## AIM OF THE TASK
Search the data below for "label"; list each line that holds it.
################
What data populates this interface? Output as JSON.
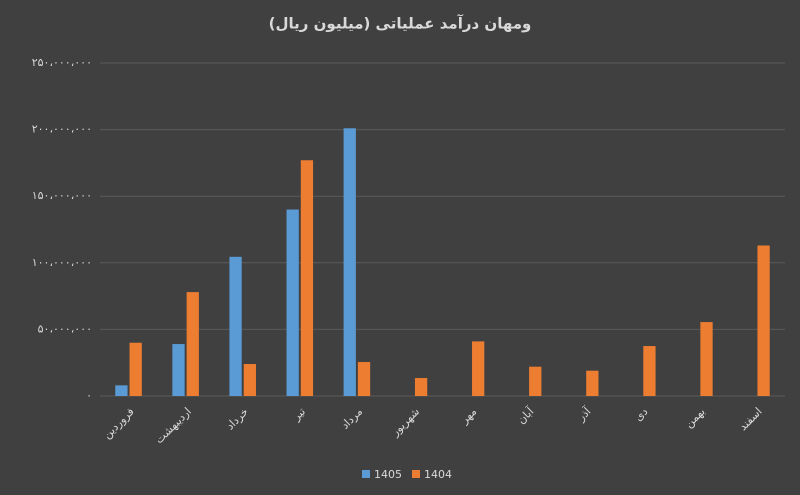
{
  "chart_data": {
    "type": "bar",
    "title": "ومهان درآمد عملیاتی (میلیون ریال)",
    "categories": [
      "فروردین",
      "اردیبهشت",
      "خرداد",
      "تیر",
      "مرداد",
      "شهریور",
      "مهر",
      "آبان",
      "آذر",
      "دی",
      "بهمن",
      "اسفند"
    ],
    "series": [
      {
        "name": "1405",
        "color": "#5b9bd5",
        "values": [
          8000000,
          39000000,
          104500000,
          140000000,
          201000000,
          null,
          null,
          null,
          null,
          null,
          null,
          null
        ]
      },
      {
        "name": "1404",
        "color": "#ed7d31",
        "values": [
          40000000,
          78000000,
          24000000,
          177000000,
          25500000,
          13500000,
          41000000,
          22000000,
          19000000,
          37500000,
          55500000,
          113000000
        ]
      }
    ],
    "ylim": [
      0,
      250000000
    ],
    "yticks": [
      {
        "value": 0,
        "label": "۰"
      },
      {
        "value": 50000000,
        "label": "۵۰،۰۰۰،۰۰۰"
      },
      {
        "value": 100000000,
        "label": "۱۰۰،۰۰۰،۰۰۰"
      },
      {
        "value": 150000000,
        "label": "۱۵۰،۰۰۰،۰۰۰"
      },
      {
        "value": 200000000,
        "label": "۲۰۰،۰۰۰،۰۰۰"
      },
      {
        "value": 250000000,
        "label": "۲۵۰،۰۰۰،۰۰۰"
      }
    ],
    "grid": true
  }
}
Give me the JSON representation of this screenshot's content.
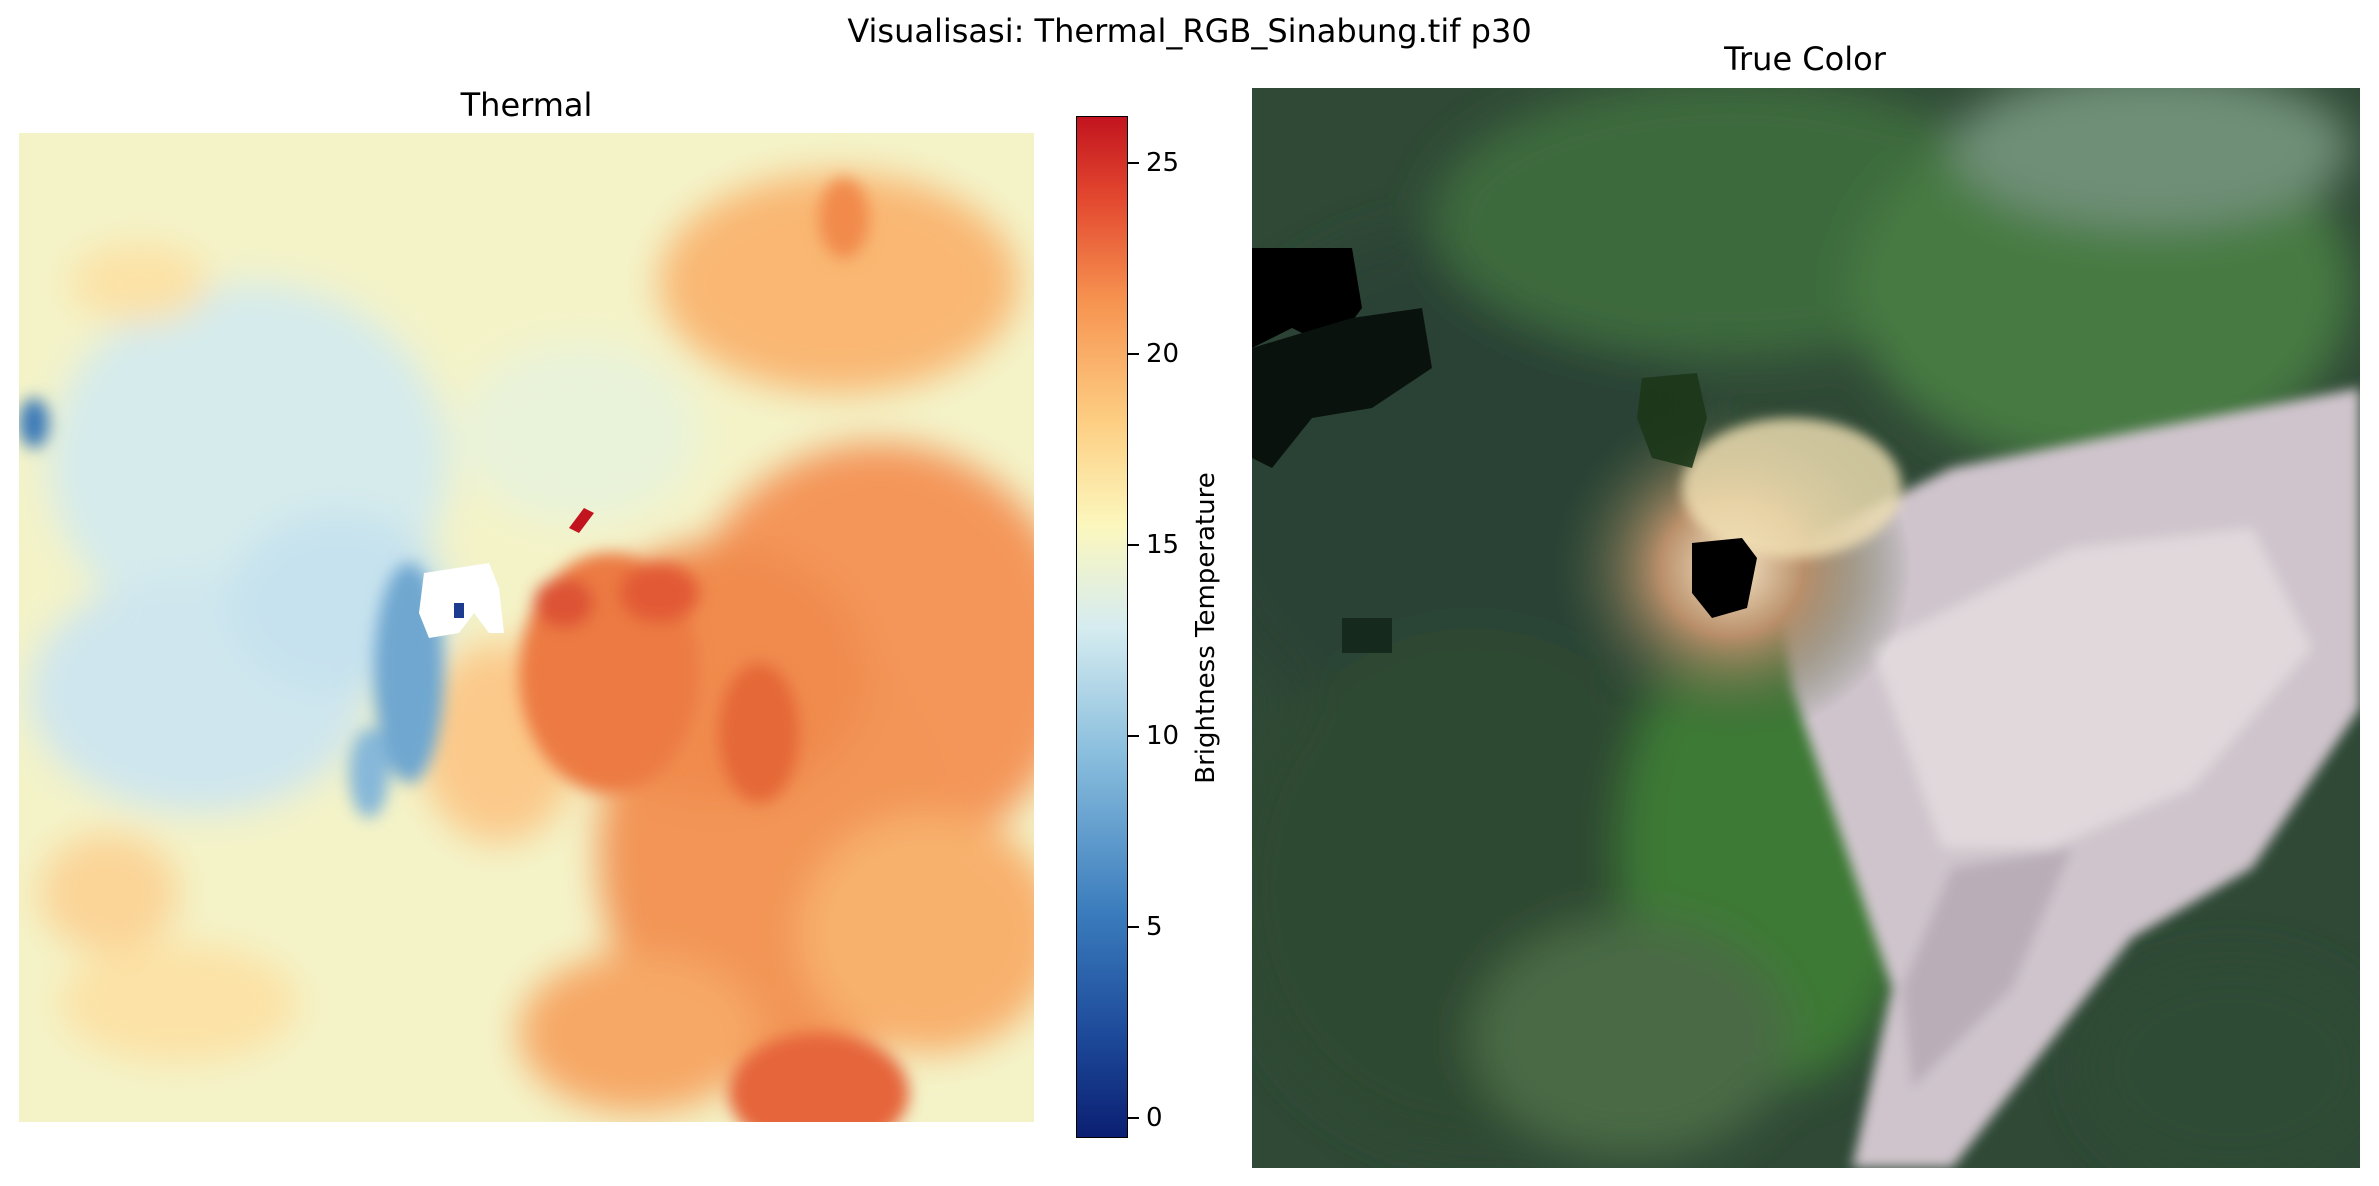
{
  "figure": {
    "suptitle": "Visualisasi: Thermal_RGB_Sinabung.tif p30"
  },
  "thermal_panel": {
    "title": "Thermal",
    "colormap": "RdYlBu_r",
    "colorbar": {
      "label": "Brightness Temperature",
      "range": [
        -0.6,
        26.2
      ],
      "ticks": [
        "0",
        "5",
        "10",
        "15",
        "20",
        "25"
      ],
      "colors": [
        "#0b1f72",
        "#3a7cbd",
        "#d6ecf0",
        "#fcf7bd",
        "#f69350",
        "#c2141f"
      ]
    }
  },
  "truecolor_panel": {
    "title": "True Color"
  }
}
################
## RESULT FOR THIS EXERCISE
        "label": "۰"
        "label": "۵۰،۰۰۰،۰۰۰"
        "label": "۱۰۰،۰۰۰،۰۰۰"
        "label": "۱۵۰،۰۰۰،۰۰۰"
        "label": "۲۰۰،۰۰۰،۰۰۰"
        "label": "۲۵۰،۰۰۰،۰۰۰"
      "label": "Brightness Temperature",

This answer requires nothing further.